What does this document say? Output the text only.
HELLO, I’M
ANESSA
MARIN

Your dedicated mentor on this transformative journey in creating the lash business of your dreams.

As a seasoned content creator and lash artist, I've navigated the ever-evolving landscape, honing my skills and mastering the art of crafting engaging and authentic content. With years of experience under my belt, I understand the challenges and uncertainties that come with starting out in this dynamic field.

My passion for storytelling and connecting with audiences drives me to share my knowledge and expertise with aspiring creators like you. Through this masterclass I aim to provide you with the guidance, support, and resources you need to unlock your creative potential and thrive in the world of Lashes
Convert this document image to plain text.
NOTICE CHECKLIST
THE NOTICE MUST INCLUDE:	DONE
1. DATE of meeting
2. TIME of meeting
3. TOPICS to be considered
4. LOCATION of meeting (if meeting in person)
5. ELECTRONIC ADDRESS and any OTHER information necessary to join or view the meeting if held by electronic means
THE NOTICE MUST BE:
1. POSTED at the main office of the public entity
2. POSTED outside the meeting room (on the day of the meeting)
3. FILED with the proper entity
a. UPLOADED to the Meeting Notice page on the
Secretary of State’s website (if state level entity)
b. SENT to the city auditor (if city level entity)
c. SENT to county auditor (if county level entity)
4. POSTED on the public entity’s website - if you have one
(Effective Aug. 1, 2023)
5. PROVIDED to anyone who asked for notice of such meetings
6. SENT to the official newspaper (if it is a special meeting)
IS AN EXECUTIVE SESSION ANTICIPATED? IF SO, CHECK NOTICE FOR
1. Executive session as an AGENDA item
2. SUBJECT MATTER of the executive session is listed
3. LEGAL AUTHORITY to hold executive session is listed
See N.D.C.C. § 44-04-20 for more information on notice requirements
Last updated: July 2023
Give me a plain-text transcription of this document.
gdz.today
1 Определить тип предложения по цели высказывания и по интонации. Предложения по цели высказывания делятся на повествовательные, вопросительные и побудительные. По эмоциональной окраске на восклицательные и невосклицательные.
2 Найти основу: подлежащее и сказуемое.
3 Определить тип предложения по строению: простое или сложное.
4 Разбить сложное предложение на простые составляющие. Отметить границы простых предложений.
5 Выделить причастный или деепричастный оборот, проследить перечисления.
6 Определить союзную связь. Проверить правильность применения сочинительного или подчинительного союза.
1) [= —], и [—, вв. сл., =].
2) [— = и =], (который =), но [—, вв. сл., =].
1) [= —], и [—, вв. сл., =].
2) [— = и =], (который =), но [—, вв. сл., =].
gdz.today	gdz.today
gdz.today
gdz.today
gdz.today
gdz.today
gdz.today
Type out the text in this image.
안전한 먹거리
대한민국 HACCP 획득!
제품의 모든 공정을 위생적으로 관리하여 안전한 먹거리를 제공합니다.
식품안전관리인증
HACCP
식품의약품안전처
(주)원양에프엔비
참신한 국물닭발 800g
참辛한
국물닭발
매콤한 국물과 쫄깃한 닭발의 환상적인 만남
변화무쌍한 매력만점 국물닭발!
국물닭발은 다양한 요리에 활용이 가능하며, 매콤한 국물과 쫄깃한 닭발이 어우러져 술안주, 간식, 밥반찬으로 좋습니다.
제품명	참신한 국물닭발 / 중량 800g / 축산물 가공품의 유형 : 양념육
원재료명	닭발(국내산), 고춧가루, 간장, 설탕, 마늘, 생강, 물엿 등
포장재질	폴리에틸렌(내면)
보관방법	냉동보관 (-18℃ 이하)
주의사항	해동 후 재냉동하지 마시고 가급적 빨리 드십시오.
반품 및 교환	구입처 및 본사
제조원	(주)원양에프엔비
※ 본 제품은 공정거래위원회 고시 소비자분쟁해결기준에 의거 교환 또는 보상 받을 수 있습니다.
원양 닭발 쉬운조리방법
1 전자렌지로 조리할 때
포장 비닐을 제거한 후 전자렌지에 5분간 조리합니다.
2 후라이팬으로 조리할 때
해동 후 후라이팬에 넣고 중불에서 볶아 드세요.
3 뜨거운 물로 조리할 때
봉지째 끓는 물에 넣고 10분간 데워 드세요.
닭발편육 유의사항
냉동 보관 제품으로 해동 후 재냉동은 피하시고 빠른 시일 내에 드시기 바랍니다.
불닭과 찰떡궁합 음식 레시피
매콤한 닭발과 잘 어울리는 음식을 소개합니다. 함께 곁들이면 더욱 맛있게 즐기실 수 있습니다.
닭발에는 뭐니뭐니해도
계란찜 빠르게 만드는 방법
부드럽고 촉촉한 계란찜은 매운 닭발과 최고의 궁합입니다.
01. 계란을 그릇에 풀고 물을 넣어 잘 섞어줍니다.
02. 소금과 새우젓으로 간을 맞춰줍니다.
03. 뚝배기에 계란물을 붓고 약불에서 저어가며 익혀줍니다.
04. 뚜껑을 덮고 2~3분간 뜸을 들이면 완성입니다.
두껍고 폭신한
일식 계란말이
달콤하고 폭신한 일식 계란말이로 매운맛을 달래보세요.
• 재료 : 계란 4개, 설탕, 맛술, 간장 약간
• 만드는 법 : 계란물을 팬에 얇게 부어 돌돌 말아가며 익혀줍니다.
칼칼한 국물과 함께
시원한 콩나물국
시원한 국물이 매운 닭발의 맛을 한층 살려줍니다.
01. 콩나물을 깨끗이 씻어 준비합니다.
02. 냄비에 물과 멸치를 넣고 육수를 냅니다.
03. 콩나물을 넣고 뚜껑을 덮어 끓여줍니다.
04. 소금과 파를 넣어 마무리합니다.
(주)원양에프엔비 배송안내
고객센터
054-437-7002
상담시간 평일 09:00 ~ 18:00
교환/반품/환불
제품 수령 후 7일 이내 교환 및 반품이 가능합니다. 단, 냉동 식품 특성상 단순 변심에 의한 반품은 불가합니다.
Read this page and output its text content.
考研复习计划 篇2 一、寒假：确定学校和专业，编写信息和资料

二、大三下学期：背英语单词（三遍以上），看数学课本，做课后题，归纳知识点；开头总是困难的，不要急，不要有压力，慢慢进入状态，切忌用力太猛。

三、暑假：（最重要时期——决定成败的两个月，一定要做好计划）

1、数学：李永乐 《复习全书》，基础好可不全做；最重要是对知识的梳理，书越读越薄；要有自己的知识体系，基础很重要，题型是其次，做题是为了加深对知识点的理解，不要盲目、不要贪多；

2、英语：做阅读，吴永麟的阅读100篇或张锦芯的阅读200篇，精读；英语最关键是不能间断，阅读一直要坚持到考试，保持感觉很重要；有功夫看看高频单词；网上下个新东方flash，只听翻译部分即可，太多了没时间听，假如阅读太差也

## The problem
In the records, locate each line holding the string "level" and copy it.

## Written reply
Secretary of State’s website (if state level entity)
b. SENT to the city auditor (if city level entity)
c. SENT to county auditor (if county level entity)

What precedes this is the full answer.